* _Requirement_
What do the lines from the one containing "Extract all readable text from this page." through the end of the entries say? Quote them exactly, and only them.

* _Provided data_
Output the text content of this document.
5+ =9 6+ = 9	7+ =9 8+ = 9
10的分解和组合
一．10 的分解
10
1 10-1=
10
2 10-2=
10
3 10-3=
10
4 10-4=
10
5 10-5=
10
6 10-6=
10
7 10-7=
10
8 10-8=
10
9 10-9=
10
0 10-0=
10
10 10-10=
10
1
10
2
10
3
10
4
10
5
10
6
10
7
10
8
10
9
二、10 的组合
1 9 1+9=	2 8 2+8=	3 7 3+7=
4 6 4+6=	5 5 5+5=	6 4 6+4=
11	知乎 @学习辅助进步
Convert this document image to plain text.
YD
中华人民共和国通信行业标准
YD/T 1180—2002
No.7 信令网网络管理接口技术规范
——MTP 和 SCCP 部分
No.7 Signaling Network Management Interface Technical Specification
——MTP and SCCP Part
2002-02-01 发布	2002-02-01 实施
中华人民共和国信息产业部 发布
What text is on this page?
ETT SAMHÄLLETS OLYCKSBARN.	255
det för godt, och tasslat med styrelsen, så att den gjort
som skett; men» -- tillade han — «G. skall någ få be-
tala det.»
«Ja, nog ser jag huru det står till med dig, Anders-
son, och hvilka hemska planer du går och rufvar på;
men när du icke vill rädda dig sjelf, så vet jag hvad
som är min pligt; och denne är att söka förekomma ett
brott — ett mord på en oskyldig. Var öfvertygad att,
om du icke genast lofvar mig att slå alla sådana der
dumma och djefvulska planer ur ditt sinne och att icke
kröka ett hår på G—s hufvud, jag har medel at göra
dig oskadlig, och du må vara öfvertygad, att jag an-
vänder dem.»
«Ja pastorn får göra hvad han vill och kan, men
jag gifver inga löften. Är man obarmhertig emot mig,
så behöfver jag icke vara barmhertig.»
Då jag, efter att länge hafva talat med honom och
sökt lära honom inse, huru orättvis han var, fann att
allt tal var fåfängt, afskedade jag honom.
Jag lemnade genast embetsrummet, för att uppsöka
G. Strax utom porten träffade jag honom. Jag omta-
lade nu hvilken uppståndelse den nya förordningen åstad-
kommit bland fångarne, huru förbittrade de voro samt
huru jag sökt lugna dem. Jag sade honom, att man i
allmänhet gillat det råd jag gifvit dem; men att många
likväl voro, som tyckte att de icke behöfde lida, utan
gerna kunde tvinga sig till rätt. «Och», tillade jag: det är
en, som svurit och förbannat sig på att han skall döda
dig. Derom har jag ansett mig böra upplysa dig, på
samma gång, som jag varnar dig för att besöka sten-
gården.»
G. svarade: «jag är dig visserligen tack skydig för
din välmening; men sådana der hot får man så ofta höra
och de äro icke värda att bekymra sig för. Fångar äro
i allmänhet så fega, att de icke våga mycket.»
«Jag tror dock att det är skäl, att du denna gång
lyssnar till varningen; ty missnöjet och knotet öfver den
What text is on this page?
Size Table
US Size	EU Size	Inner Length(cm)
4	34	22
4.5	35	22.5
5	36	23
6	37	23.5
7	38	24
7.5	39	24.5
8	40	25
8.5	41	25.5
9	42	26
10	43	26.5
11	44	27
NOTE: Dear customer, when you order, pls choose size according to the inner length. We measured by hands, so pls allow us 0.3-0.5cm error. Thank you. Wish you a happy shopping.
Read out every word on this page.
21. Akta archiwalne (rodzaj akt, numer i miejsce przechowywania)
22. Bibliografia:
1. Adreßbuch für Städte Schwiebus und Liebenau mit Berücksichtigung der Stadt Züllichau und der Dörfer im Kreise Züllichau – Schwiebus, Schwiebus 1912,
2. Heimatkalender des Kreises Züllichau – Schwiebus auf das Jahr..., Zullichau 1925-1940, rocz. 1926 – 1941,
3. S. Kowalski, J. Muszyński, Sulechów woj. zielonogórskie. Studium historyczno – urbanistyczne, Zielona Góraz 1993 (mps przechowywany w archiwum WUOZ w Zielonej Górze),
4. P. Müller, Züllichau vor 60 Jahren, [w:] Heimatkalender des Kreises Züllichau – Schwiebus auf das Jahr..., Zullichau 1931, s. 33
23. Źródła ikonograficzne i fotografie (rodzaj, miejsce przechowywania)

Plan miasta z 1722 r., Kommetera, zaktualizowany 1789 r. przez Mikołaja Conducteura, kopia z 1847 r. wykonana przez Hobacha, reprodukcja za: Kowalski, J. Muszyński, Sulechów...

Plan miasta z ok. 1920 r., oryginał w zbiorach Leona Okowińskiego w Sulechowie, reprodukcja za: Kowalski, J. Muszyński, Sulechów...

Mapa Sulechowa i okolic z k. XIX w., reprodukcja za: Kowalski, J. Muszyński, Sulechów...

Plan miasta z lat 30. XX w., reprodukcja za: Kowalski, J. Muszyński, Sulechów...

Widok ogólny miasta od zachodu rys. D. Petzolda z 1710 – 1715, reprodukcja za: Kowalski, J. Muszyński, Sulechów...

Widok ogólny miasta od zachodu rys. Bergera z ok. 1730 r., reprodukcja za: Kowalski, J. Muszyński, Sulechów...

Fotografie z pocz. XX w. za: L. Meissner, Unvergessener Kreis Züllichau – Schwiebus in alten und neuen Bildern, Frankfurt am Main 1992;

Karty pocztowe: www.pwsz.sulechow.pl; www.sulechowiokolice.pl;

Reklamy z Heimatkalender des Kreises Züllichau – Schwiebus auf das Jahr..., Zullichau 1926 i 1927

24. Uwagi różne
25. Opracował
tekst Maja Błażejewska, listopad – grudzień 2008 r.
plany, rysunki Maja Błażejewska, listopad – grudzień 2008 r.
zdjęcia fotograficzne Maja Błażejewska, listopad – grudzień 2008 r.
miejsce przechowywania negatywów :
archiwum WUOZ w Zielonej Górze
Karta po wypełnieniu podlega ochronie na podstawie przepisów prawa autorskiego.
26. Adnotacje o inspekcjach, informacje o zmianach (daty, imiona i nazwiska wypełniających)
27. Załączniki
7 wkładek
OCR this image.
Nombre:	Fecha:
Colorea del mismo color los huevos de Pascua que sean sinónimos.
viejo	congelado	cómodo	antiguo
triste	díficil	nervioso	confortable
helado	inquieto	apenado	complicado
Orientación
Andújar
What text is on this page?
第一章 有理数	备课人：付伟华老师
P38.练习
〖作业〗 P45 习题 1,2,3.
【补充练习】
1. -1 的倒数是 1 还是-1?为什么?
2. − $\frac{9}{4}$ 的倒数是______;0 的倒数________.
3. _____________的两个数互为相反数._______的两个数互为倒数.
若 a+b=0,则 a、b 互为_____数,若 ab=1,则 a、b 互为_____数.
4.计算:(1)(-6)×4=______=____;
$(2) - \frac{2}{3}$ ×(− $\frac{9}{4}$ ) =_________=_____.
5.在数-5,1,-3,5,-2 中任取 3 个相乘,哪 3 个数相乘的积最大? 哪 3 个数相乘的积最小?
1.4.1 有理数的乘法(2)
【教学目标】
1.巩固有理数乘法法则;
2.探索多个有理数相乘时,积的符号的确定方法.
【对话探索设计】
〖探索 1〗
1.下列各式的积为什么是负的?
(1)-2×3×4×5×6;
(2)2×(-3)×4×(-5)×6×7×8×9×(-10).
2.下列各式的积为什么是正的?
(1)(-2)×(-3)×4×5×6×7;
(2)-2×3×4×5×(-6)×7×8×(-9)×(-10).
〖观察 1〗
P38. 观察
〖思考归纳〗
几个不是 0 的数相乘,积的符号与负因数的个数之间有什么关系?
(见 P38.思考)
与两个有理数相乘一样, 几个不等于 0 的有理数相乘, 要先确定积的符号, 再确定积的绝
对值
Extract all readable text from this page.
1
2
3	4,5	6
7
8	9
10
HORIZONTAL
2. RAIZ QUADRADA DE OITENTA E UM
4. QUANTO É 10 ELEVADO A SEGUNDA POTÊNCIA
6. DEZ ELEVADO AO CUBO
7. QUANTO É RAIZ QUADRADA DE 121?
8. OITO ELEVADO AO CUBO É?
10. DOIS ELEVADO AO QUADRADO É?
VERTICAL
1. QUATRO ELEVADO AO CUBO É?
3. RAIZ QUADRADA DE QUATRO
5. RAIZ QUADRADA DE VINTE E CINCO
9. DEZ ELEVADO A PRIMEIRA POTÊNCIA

* _Solved problem_
Extract all readable text from this page.
1
2
3	4,5	6
7
8	9
10
HORIZONTAL
2. RAIZ QUADRADA DE OITENTA E UM
4. QUANTO É 10 ELEVADO A SEGUNDA POTÊNCIA
6. DEZ ELEVADO AO CUBO
7. QUANTO É RAIZ QUADRADA DE 121?
8. OITO ELEVADO AO CUBO É?
10. DOIS ELEVADO AO QUADRADO É?
VERTICAL
1. QUATRO ELEVADO AO CUBO É?
3. RAIZ QUADRADA DE QUATRO
5. RAIZ QUADRADA DE VINTE E CINCO
9. DEZ ELEVADO A PRIMEIRA POTÊNCIA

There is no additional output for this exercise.